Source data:
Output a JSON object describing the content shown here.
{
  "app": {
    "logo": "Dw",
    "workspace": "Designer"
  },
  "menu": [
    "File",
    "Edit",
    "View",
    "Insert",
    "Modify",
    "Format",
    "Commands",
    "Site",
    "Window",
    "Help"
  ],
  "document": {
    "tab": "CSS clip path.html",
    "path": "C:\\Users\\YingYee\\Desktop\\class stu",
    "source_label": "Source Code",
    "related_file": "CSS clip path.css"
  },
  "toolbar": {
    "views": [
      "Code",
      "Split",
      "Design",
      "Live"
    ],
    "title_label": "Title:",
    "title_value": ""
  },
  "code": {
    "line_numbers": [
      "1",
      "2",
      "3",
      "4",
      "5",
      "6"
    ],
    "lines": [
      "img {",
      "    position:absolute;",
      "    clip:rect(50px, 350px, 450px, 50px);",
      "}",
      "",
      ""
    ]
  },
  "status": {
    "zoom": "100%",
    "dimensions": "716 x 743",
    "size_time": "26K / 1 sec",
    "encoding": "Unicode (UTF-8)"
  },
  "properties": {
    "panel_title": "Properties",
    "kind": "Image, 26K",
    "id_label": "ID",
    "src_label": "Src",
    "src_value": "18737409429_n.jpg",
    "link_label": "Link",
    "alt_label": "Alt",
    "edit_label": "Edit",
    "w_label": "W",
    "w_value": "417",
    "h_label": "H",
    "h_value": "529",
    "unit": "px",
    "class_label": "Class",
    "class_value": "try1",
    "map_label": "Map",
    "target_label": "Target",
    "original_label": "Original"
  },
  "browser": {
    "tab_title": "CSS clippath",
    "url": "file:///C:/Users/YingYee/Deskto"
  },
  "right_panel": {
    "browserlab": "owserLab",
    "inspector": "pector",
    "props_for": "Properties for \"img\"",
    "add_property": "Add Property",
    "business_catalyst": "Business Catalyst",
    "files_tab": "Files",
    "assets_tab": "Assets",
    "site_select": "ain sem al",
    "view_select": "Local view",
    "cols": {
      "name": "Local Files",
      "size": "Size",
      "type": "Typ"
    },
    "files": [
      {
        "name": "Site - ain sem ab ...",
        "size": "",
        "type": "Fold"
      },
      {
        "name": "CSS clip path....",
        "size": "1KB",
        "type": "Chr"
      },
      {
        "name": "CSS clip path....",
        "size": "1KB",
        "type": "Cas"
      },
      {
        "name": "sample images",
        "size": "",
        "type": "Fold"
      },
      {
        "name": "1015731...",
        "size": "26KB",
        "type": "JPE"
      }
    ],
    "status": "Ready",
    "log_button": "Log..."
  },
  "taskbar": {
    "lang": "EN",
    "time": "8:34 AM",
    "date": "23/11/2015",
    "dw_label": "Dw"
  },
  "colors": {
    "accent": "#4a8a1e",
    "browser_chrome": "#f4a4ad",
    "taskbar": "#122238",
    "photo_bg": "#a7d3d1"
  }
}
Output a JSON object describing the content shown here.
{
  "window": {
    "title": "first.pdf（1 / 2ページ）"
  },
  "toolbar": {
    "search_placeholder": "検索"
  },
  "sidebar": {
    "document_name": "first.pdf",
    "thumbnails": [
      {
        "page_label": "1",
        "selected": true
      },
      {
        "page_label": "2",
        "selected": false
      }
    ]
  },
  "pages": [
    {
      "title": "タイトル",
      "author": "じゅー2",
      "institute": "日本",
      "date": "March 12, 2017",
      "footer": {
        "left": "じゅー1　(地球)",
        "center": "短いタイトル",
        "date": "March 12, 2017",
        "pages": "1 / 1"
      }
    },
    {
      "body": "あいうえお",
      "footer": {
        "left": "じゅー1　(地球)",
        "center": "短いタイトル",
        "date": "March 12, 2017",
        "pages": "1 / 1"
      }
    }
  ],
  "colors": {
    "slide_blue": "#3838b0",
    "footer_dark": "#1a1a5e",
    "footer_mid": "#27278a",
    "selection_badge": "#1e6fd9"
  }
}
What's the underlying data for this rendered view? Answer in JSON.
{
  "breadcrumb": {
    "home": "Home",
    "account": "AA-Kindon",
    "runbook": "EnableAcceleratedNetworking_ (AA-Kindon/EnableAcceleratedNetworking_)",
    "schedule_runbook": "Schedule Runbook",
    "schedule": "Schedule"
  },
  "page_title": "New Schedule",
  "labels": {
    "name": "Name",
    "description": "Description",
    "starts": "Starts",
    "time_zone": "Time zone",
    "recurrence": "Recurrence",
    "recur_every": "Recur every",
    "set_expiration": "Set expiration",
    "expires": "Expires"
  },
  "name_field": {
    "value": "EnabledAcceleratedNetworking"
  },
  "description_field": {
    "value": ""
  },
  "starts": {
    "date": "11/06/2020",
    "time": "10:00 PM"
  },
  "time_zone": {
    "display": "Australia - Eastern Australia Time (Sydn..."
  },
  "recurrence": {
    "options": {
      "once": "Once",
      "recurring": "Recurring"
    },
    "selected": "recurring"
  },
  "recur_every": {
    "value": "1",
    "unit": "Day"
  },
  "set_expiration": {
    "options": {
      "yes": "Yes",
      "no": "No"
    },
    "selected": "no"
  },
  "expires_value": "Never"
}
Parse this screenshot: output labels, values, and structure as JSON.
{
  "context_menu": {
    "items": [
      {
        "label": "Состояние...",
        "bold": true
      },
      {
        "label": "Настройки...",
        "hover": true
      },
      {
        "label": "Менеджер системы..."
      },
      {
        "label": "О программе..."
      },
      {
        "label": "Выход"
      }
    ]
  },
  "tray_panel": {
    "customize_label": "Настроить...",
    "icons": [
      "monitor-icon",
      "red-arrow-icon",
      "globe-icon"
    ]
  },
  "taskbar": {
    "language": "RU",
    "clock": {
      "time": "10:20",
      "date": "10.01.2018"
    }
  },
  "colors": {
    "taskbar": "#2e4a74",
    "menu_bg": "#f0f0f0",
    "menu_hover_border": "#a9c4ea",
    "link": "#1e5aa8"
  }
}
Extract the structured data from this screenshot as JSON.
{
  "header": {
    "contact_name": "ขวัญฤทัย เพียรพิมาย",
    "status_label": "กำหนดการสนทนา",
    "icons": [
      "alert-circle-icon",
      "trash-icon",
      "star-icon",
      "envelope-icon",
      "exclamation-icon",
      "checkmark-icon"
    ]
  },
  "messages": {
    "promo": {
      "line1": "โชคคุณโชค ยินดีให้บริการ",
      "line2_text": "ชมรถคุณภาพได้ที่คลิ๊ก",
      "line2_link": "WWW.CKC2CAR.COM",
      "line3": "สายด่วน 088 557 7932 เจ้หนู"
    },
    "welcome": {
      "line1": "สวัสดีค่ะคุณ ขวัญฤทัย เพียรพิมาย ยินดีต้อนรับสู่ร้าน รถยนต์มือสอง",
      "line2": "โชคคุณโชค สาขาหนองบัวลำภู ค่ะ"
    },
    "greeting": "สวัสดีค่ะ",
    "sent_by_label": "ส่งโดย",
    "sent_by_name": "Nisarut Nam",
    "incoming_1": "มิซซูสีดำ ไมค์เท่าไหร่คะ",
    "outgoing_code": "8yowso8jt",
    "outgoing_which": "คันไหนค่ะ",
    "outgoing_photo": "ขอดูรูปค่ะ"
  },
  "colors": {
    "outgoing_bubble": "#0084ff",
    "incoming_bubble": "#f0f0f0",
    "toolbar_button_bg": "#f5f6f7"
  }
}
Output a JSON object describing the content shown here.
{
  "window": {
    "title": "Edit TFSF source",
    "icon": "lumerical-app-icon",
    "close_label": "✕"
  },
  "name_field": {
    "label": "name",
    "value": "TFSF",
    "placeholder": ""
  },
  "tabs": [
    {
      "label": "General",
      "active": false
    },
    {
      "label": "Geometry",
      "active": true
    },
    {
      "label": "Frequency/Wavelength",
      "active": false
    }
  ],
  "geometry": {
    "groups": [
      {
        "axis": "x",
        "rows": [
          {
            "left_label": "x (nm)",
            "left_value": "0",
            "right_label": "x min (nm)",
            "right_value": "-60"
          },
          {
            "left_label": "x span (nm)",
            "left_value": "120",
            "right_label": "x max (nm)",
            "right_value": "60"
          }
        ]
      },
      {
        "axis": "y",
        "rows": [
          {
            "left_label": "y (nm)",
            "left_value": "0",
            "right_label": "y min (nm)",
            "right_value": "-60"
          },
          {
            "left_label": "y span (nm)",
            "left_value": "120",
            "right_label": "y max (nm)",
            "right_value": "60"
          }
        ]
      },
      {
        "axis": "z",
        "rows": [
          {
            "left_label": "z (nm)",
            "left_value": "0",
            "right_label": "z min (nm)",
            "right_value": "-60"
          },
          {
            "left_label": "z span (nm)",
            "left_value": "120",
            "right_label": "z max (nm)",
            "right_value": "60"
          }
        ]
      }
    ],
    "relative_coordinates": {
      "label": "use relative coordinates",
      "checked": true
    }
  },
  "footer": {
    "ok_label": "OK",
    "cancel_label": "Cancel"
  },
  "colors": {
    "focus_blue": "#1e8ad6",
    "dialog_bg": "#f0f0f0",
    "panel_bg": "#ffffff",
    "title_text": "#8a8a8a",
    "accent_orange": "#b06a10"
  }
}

Aim
In the entries above, how many lines hold the word "โชคค"? State the number and nothing else.

Completed exercise
2